■ What to do: Each record below should be repeated precisely as written.

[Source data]
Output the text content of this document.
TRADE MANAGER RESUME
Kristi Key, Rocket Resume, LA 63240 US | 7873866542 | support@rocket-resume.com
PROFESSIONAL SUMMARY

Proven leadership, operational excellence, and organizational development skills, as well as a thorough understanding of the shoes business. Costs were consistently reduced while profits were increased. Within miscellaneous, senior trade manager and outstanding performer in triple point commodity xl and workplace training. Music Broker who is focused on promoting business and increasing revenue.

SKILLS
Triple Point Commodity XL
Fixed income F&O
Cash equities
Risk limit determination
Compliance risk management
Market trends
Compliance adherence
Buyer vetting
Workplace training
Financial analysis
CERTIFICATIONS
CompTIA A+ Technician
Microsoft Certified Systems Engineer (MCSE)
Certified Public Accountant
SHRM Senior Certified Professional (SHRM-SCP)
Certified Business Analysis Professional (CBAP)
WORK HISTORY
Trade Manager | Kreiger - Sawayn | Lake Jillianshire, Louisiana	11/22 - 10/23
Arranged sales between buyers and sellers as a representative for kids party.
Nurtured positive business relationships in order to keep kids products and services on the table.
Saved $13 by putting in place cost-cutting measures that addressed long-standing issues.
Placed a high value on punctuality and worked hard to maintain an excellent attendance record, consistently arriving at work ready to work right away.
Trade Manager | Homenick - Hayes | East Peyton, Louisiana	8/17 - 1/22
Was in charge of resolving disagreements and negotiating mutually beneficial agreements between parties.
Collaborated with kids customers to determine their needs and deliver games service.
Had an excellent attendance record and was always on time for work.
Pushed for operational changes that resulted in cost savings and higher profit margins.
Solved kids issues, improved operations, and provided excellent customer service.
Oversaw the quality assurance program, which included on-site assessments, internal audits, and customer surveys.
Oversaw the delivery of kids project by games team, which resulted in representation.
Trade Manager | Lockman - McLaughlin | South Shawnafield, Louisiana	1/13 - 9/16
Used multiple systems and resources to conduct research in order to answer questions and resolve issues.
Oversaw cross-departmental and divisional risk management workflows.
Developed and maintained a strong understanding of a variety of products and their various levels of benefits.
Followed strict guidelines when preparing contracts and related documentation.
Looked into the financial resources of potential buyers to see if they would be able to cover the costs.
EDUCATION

■ Answer for the task:
Output the text content of this document.
TRADE MANAGER RESUME
Kristi Key, Rocket Resume, LA 63240 US | 7873866542 | support@rocket-resume.com
PROFESSIONAL SUMMARY

Proven leadership, operational excellence, and organizational development skills, as well as a thorough understanding of the shoes business. Costs were consistently reduced while profits were increased. Within miscellaneous, senior trade manager and outstanding performer in triple point commodity xl and workplace training. Music Broker who is focused on promoting business and increasing revenue.

SKILLS
Triple Point Commodity XL
Fixed income F&O
Cash equities
Risk limit determination
Compliance risk management
Market trends
Compliance adherence
Buyer vetting
Workplace training
Financial analysis
CERTIFICATIONS
CompTIA A+ Technician
Microsoft Certified Systems Engineer (MCSE)
Certified Public Accountant
SHRM Senior Certified Professional (SHRM-SCP)
Certified Business Analysis Professional (CBAP)
WORK HISTORY
Trade Manager | Kreiger - Sawayn | Lake Jillianshire, Louisiana	11/22 - 10/23
Arranged sales between buyers and sellers as a representative for kids party.
Nurtured positive business relationships in order to keep kids products and services on the table.
Saved $13 by putting in place cost-cutting measures that addressed long-standing issues.
Placed a high value on punctuality and worked hard to maintain an excellent attendance record, consistently arriving at work ready to work right away.
Trade Manager | Homenick - Hayes | East Peyton, Louisiana	8/17 - 1/22
Was in charge of resolving disagreements and negotiating mutually beneficial agreements between parties.
Collaborated with kids customers to determine their needs and deliver games service.
Had an excellent attendance record and was always on time for work.
Pushed for operational changes that resulted in cost savings and higher profit margins.
Solved kids issues, improved operations, and provided excellent customer service.
Oversaw the quality assurance program, which included on-site assessments, internal audits, and customer surveys.
Oversaw the delivery of kids project by games team, which resulted in representation.
Trade Manager | Lockman - McLaughlin | South Shawnafield, Louisiana	1/13 - 9/16
Used multiple systems and resources to conduct research in order to answer questions and resolve issues.
Oversaw cross-departmental and divisional risk management workflows.
Developed and maintained a strong understanding of a variety of products and their various levels of benefits.
Followed strict guidelines when preparing contracts and related documentation.
Looked into the financial resources of potential buyers to see if they would be able to cover the costs.
EDUCATION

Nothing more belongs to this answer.